** Task details **
Give only the number of lines that hold the word "kardiomyopati".
====
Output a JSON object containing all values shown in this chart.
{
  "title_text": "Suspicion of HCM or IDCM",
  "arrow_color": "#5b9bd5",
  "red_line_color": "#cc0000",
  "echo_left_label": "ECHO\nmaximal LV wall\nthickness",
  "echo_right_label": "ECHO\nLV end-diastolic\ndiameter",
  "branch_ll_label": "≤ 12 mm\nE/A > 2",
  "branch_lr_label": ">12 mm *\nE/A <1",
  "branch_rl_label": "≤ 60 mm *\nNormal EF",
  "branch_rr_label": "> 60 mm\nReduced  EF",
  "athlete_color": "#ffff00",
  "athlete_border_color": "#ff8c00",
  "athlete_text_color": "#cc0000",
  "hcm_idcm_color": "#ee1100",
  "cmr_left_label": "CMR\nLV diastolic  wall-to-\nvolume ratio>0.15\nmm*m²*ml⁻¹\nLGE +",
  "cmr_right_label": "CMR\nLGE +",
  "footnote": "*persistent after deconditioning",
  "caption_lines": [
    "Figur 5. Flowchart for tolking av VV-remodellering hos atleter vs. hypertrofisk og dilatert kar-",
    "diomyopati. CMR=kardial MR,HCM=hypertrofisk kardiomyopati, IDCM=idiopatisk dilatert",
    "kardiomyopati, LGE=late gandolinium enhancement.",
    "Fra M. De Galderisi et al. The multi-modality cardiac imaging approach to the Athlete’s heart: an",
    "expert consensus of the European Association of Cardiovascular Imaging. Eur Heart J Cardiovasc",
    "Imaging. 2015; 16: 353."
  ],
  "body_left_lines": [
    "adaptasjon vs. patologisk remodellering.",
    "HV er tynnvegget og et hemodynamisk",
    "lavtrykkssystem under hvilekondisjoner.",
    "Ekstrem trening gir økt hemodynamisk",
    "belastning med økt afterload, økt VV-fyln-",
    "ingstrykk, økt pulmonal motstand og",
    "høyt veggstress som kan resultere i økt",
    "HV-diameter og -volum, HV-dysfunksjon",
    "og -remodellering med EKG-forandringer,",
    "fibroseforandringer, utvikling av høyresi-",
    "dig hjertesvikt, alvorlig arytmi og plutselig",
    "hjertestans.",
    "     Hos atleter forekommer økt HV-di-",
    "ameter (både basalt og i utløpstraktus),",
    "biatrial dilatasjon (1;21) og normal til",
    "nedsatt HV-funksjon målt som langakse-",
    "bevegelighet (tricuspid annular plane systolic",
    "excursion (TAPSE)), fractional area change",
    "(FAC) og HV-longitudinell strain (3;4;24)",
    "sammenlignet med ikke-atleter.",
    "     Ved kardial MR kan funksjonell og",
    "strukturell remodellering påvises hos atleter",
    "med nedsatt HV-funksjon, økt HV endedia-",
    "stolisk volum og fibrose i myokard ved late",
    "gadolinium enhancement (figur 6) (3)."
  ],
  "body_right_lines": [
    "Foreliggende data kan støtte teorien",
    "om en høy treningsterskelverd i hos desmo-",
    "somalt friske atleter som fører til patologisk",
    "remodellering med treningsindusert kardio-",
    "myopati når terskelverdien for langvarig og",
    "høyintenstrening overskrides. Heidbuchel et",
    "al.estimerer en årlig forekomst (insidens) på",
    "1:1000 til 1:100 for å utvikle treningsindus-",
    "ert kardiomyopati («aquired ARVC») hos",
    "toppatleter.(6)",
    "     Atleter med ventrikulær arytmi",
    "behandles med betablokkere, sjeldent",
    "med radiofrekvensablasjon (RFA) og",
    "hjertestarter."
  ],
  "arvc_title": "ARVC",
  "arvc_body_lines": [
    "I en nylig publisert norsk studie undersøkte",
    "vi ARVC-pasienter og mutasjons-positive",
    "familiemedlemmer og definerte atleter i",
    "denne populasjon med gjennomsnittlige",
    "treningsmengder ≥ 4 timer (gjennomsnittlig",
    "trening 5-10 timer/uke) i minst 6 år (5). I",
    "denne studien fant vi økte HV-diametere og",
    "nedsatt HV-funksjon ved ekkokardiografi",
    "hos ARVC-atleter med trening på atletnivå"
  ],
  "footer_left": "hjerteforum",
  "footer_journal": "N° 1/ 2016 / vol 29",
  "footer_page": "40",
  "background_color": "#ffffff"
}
====
** Written response **
3